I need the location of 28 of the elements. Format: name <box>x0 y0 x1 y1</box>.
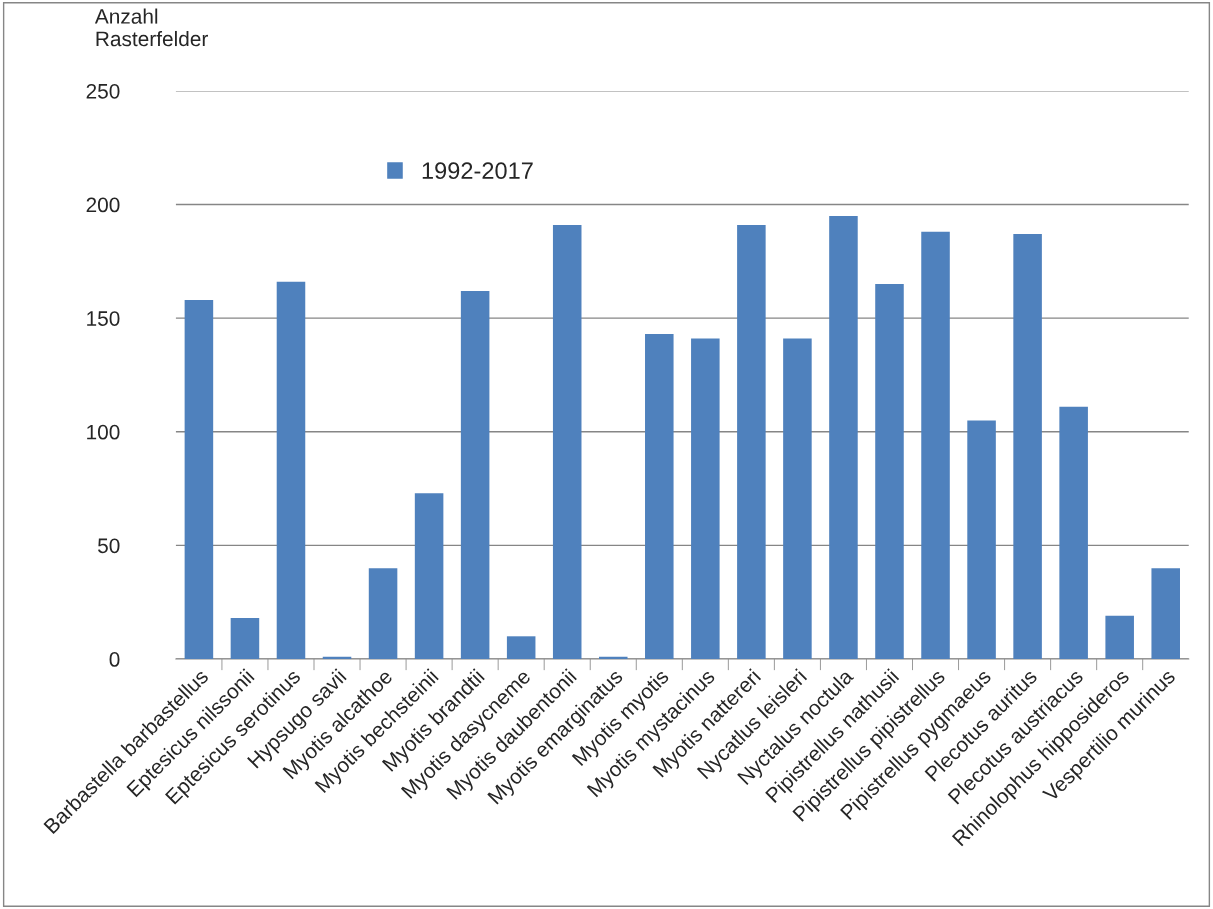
y-tick-label: 50 <box>97 538 120 554</box>
y-tick-label: 200 <box>86 197 120 213</box>
bar <box>829 215 858 660</box>
y-tick-label: 150 <box>87 311 120 326</box>
bar <box>1105 615 1134 660</box>
bar <box>506 636 536 660</box>
bar <box>552 224 582 660</box>
legend-label: 1992-2017 <box>422 162 533 180</box>
bar <box>737 224 766 660</box>
bar <box>414 493 444 660</box>
bar <box>230 618 260 660</box>
bar <box>1059 406 1088 660</box>
bar <box>368 568 398 660</box>
y-tick-label: 250 <box>86 83 120 99</box>
bar <box>645 334 674 660</box>
bar <box>460 290 490 660</box>
bar <box>921 231 950 660</box>
y-tick-label: 0 <box>109 652 120 667</box>
bar <box>967 420 996 660</box>
bar <box>184 299 214 660</box>
y-axis-title: Anzahl Rasterfelder <box>94 8 208 47</box>
bar <box>1013 234 1042 660</box>
bar <box>1151 568 1180 660</box>
bar <box>875 284 904 660</box>
bar <box>783 338 812 660</box>
y-tick-label: 100 <box>87 424 120 440</box>
bar <box>691 338 720 660</box>
bar <box>276 281 306 660</box>
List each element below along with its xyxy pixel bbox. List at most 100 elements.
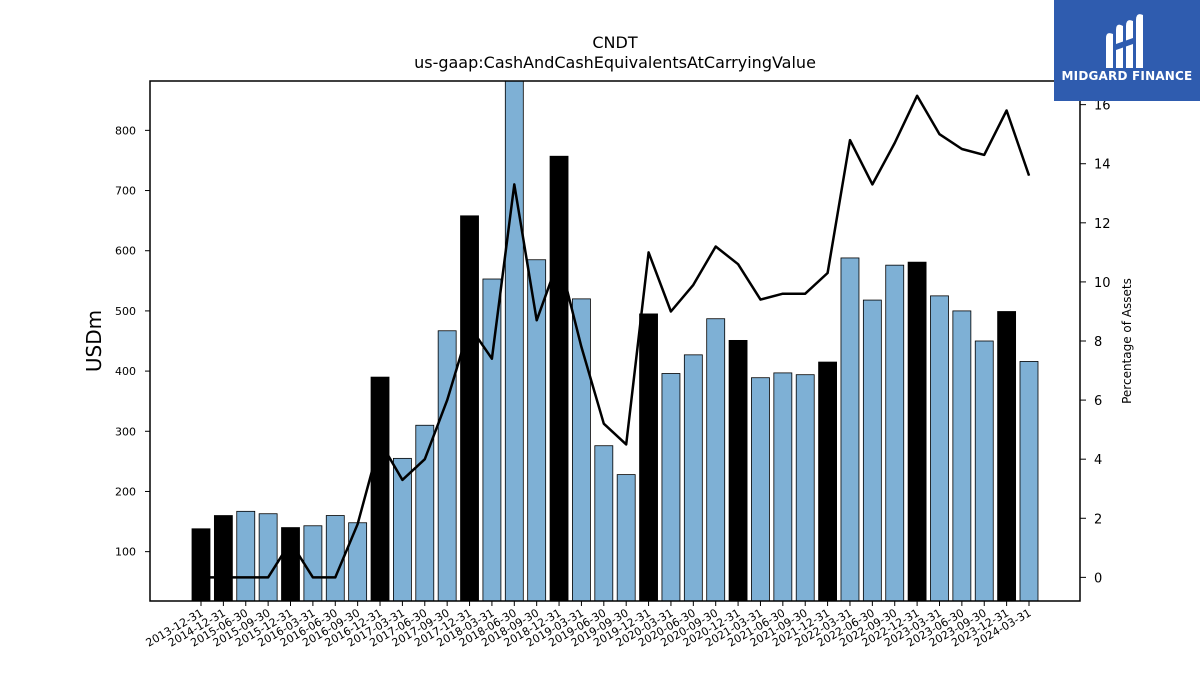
y2-tick-label: 10 [1094, 276, 1111, 291]
bar-2017-06-30 [415, 424, 435, 602]
chart-title: CNDT [592, 33, 637, 52]
bar-2019-12-31 [639, 313, 658, 602]
y-tick-label: 800 [115, 124, 136, 137]
line-point-2021-06-30 [782, 293, 784, 295]
line-point-2019-06-30 [603, 423, 605, 425]
line-point-2016-06-30 [334, 576, 336, 578]
bar-2015-12-31 [281, 527, 300, 602]
bar-2017-09-30 [437, 330, 457, 602]
bar-2014-12-31 [213, 515, 233, 602]
bar-2023-03-31 [930, 295, 949, 602]
bar-2021-12-31 [818, 361, 837, 602]
line-point-2023-03-31 [938, 133, 940, 135]
y-tick-label: 400 [115, 365, 136, 378]
line-point-2022-06-30 [871, 183, 873, 185]
y2-tick-label: 14 [1094, 158, 1111, 173]
bar-2020-03-31 [661, 373, 681, 602]
y-tick-label: 100 [115, 546, 136, 559]
bar-2016-06-30 [325, 515, 345, 602]
bar-2019-09-30 [616, 474, 636, 602]
line-point-2016-09-30 [357, 523, 359, 525]
line-point-2021-12-31 [827, 272, 829, 274]
line-point-2020-03-31 [670, 310, 672, 312]
line-group [200, 94, 1031, 579]
logo-mark-icon [1106, 14, 1143, 69]
y-tick-label: 300 [115, 425, 136, 438]
line-point-2015-12-31 [290, 541, 292, 543]
bar-2021-03-31 [751, 377, 770, 602]
line-point-2017-12-31 [469, 325, 471, 327]
bar-2020-06-30 [683, 354, 703, 602]
line-point-2014-12-31 [222, 576, 224, 578]
y-tick-label: 500 [115, 305, 136, 318]
bar-2023-06-30 [952, 310, 972, 602]
line-point-2019-03-31 [580, 346, 582, 348]
bar-2013-12-31 [191, 528, 211, 602]
x-axis: 2013-12-312014-12-312015-06-302015-09-30… [144, 601, 1034, 650]
line-point-2018-06-30 [513, 183, 515, 185]
y-tick-label: 700 [115, 185, 136, 198]
bar-2022-06-30 [862, 299, 882, 602]
y2-axis-label: Percentage of Assets [1120, 278, 1134, 404]
bar-2022-12-31 [907, 261, 927, 602]
line-point-2019-12-31 [648, 251, 650, 253]
bar-2016-03-31 [303, 525, 323, 602]
line-point-2015-06-30 [245, 576, 247, 578]
y2-tick-label: 8 [1094, 335, 1102, 350]
line-point-2023-06-30 [961, 148, 963, 150]
line-point-2015-09-30 [267, 576, 269, 578]
y-axis: 100 200 300 400 500 600 700 800 [115, 124, 150, 559]
line-point-2022-03-31 [849, 139, 851, 141]
y2-tick-label: 0 [1094, 571, 1102, 586]
y2-axis: 0 2 4 6 8 10 12 14 16 [1080, 99, 1111, 586]
bars-group [191, 80, 1039, 602]
bar-2023-12-31 [997, 311, 1017, 602]
line-point-2016-12-31 [379, 440, 381, 442]
bar-2023-09-30 [974, 340, 994, 602]
line-point-2020-12-31 [737, 263, 739, 265]
bar-2017-12-31 [460, 215, 479, 602]
line-point-2018-12-31 [558, 257, 560, 259]
line-point-2023-12-31 [1006, 110, 1008, 112]
line-point-2018-09-30 [536, 319, 538, 321]
line-point-2022-12-31 [916, 95, 918, 97]
midgard-finance-logo: MIDGARD FINANCE [1054, 0, 1200, 101]
bar-2018-09-30 [527, 259, 547, 602]
line-point-2018-03-31 [491, 358, 493, 360]
bar-2016-12-31 [370, 376, 390, 602]
line-point-2017-03-31 [401, 479, 403, 481]
line-point-2016-03-31 [312, 576, 314, 578]
line-point-2017-09-30 [446, 399, 448, 401]
line-point-2023-09-30 [983, 154, 985, 156]
y-tick-label: 200 [115, 485, 136, 498]
y2-tick-label: 12 [1094, 217, 1111, 232]
chart-subtitle: us-gaap:CashAndCashEquivalentsAtCarrying… [414, 53, 816, 72]
line-point-2020-09-30 [715, 245, 717, 247]
line-point-2020-06-30 [692, 284, 694, 286]
bar-2022-09-30 [885, 264, 905, 602]
line-point-2024-03-31 [1028, 175, 1030, 177]
line-point-2022-09-30 [894, 142, 896, 144]
bar-2024-03-31 [1019, 361, 1039, 602]
bar-2021-06-30 [773, 372, 793, 602]
bar-2016-09-30 [348, 522, 368, 602]
bar-2020-09-30 [706, 318, 726, 602]
line-point-2021-03-31 [759, 299, 761, 301]
bar-2019-06-30 [594, 445, 614, 602]
y-tick-label: 600 [115, 245, 136, 258]
bar-2018-06-30 [504, 80, 524, 602]
y-axis-label: USDm [82, 310, 106, 372]
bar-2015-06-30 [236, 510, 256, 602]
line-point-2013-12-31 [200, 576, 202, 578]
line-point-2019-09-30 [625, 443, 627, 445]
bar-2020-12-31 [728, 339, 748, 602]
line-point-2017-06-30 [424, 458, 426, 460]
y2-tick-label: 2 [1094, 512, 1102, 527]
logo-text: MIDGARD FINANCE [1061, 69, 1193, 83]
y2-tick-label: 6 [1094, 394, 1102, 409]
line-point-2021-09-30 [804, 293, 806, 295]
y2-tick-label: 4 [1094, 453, 1102, 468]
bar-2022-03-31 [840, 257, 860, 602]
bar-2018-12-31 [549, 155, 569, 602]
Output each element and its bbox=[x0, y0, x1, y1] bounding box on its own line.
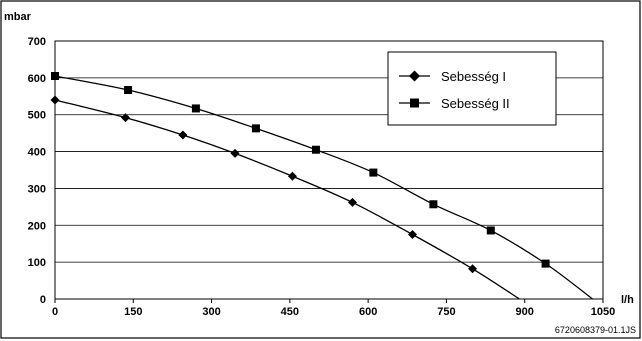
series-line-1 bbox=[54, 99, 520, 300]
data-point-series-1-6 bbox=[408, 230, 418, 239]
data-point-series-1-1 bbox=[120, 113, 130, 123]
plot-area-frame bbox=[54, 40, 604, 300]
data-point-series-1-0 bbox=[50, 95, 60, 105]
y-tick-label-200: 200 bbox=[28, 220, 46, 232]
y-axis-label: mbar bbox=[4, 11, 32, 23]
data-point-series-1-3 bbox=[230, 148, 240, 158]
y-tick-label-700: 700 bbox=[28, 36, 46, 48]
legend-marker-diamond bbox=[409, 70, 420, 82]
axes: 0 100 200 300 400 500 600 700 0 150 300 450 600 750 90… bbox=[28, 36, 616, 318]
data-point-series-2-2 bbox=[191, 104, 200, 113]
x-tick-label-450: 450 bbox=[281, 306, 299, 318]
data-point-series-2-5 bbox=[369, 168, 378, 177]
data-point-series-2-4 bbox=[311, 145, 320, 154]
data-point-series-1-4 bbox=[287, 171, 297, 181]
data-point-series-1-5 bbox=[347, 197, 357, 207]
figure-id: 6720608379-01.1JS bbox=[555, 325, 636, 335]
x-tick-label-600: 600 bbox=[359, 306, 377, 318]
series-line-2 bbox=[54, 75, 593, 300]
legend-marker-square bbox=[410, 98, 419, 108]
x-tick-label-750: 750 bbox=[437, 306, 455, 318]
x-tick-label-1050: 1050 bbox=[591, 306, 615, 318]
data-point-series-1-2 bbox=[178, 130, 188, 140]
data-point-series-2-8 bbox=[541, 259, 550, 268]
y-tick-label-600: 600 bbox=[28, 73, 46, 85]
x-tick-label-0: 0 bbox=[52, 306, 58, 318]
y-tick-label-100: 100 bbox=[28, 257, 46, 269]
y-tick-label-400: 400 bbox=[28, 147, 46, 159]
data-point-series-2-3 bbox=[251, 124, 260, 133]
data-point-series-2-6 bbox=[429, 200, 438, 209]
legend-label-series-2: Sebesség II bbox=[441, 96, 510, 111]
data-point-series-2-7 bbox=[486, 226, 495, 235]
x-tick-label-900: 900 bbox=[516, 306, 534, 318]
data-point-series-1-7 bbox=[468, 264, 478, 274]
x-axis-label: l/h bbox=[621, 294, 634, 306]
x-tick-label-300: 300 bbox=[202, 306, 220, 318]
y-tick-label-300: 300 bbox=[28, 183, 46, 195]
x-tick-label-150: 150 bbox=[124, 306, 142, 318]
legend-box bbox=[387, 51, 557, 126]
series-group bbox=[50, 72, 593, 300]
legend: Sebesség I Sebesség II bbox=[387, 51, 557, 126]
y-tick-label-500: 500 bbox=[28, 110, 46, 122]
data-point-series-2-0 bbox=[51, 72, 59, 81]
legend-label-series-1: Sebesség I bbox=[441, 69, 506, 84]
data-point-series-2-1 bbox=[124, 86, 133, 95]
y-tick-label-0: 0 bbox=[40, 294, 46, 306]
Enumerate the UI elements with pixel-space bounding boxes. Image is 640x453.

Stated problem:
Copy out the records again, everything from the line containing "y-tick-label: 50 <box>97 538 120 554</box>" down to the line containing "bar <box>552 224 582 660</box>", with both of those lines included.

Solution for this problem:
y-tick-label: 50 <box>97 538 120 554</box>
y-tick-label: 200 <box>86 197 120 213</box>
bar <box>829 215 858 660</box>
y-tick-label: 150 <box>87 311 120 326</box>
bar <box>1105 615 1134 660</box>
bar <box>506 636 536 660</box>
bar <box>552 224 582 660</box>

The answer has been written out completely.